— WORK TO COMPLETE —
Write out the data again exactly, skipping every picture.

— RECORD EXTRACTS —
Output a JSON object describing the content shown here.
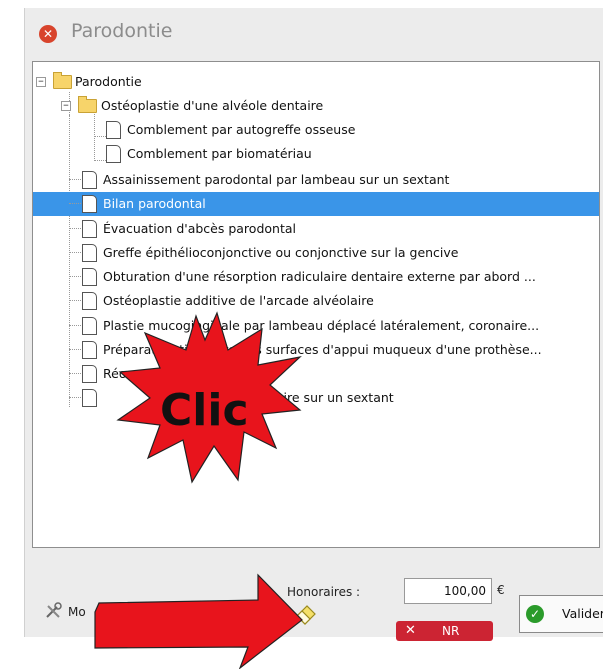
{
  "window": {
    "title": "Parodontie",
    "close_icon": "close-circle-icon",
    "accent_close": "#d8442c"
  },
  "tree": {
    "selection_color": "#3a95e8",
    "root": {
      "label": "Parodontie",
      "expander": "−"
    },
    "group": {
      "label": "Ostéoplastie d'une alvéole dentaire",
      "expander": "−"
    },
    "children": [
      "Comblement par autogreffe osseuse",
      "Comblement par biomatériau"
    ],
    "items": [
      "Assainissement parodontal par lambeau sur un sextant",
      "Bilan parodontal",
      "Évacuation d'abcès parodontal",
      "Greffe épithélioconjonctive ou conjonctive sur la gencive",
      "Obturation d'une résorption radiculaire dentaire externe par abord ...",
      "Ostéoplastie additive de l'arcade alvéolaire",
      "Plastie mucogingivale par lambeau déplacé latéralement, coronaire...",
      "Préparation tissulaire des surfaces d'appui muqueux d'une prothèse...",
      "Réo",
      "",
      "taire sur un sextant"
    ],
    "selected_item_index": 1
  },
  "footer": {
    "honoraires_label": "Honoraires :",
    "amount": "100,00",
    "currency": "€",
    "validate_label": "Valider",
    "nr_label": "NR",
    "nr_color": "#cc2433",
    "mod_label": "Mo",
    "eraser_icon": "eraser-icon"
  },
  "annotation": {
    "burst_text": "Clic",
    "burst_color": "#e8141c",
    "arrow_color": "#e8141c"
  }
}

— TASK ANSWER —
Output a JSON object describing the content shown here.
{
  "window": {
    "title": "Parodontie",
    "close_icon": "close-circle-icon",
    "accent_close": "#d8442c"
  },
  "tree": {
    "selection_color": "#3a95e8",
    "root": {
      "label": "Parodontie",
      "expander": "−"
    },
    "group": {
      "label": "Ostéoplastie d'une alvéole dentaire",
      "expander": "−"
    },
    "children": [
      "Comblement par autogreffe osseuse",
      "Comblement par biomatériau"
    ],
    "items": [
      "Assainissement parodontal par lambeau sur un sextant",
      "Bilan parodontal",
      "Évacuation d'abcès parodontal",
      "Greffe épithélioconjonctive ou conjonctive sur la gencive",
      "Obturation d'une résorption radiculaire dentaire externe par abord ...",
      "Ostéoplastie additive de l'arcade alvéolaire",
      "Plastie mucogingivale par lambeau déplacé latéralement, coronaire...",
      "Préparation tissulaire des surfaces d'appui muqueux d'une prothèse...",
      "Réo",
      "",
      "taire sur un sextant"
    ],
    "selected_item_index": 1
  },
  "footer": {
    "honoraires_label": "Honoraires :",
    "amount": "100,00",
    "currency": "€",
    "validate_label": "Valider",
    "nr_label": "NR",
    "nr_color": "#cc2433",
    "mod_label": "Mo",
    "eraser_icon": "eraser-icon"
  },
  "annotation": {
    "burst_text": "Clic",
    "burst_color": "#e8141c",
    "arrow_color": "#e8141c"
  }
}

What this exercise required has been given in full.